_PROBLEM STATEMENT_:
Change every "structural diagram" in the entries below to "schematic diagram" and reproduce the lines with nothing else altered.

##### MATERIAL SUPPLIED #####

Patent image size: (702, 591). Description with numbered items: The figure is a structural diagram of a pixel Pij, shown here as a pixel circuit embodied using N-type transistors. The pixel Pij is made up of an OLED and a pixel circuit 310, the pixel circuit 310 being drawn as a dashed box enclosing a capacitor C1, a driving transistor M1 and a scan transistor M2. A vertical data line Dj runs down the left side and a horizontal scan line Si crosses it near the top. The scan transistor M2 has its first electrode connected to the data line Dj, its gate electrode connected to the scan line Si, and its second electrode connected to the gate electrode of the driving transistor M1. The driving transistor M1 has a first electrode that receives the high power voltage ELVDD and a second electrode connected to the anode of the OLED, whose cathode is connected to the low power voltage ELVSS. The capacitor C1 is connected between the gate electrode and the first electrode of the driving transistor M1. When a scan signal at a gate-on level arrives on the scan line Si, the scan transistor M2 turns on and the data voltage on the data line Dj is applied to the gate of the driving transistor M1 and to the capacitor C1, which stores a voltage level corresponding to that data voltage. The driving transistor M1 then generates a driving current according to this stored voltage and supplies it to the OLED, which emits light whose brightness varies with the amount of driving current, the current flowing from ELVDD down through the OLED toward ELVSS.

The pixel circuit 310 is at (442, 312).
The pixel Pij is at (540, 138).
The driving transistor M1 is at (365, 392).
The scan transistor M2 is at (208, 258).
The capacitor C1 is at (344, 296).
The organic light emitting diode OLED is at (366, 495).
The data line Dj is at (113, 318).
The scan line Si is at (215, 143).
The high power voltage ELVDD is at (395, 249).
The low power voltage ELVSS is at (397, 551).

#####

_TASK OUTPUT_:
Patent image size: (702, 591). Description with numbered items: The figure is a schematic diagram of a pixel Pij, shown here as a pixel circuit embodied using N-type transistors. The pixel Pij is made up of an OLED and a pixel circuit 310, the pixel circuit 310 being drawn as a dashed box enclosing a capacitor C1, a driving transistor M1 and a scan transistor M2. A vertical data line Dj runs down the left side and a horizontal scan line Si crosses it near the top. The scan transistor M2 has its first electrode connected to the data line Dj, its gate electrode connected to the scan line Si, and its second electrode connected to the gate electrode of the driving transistor M1. The driving transistor M1 has a first electrode that receives the high power voltage ELVDD and a second electrode connected to the anode of the OLED, whose cathode is connected to the low power voltage ELVSS. The capacitor C1 is connected between the gate electrode and the first electrode of the driving transistor M1. When a scan signal at a gate-on level arrives on the scan line Si, the scan transistor M2 turns on and the data voltage on the data line Dj is applied to the gate of the driving transistor M1 and to the capacitor C1, which stores a voltage level corresponding to that data voltage. The driving transistor M1 then generates a driving current according to this stored voltage and supplies it to the OLED, which emits light whose brightness varies with the amount of driving current, the current flowing from ELVDD down through the OLED toward ELVSS.

The pixel circuit 310 is at (442, 312).
The pixel Pij is at (540, 138).
The driving transistor M1 is at (365, 392).
The scan transistor M2 is at (208, 258).
The capacitor C1 is at (344, 296).
The organic light emitting diode OLED is at (366, 495).
The data line Dj is at (113, 318).
The scan line Si is at (215, 143).
The high power voltage ELVDD is at (395, 249).
The low power voltage ELVSS is at (397, 551).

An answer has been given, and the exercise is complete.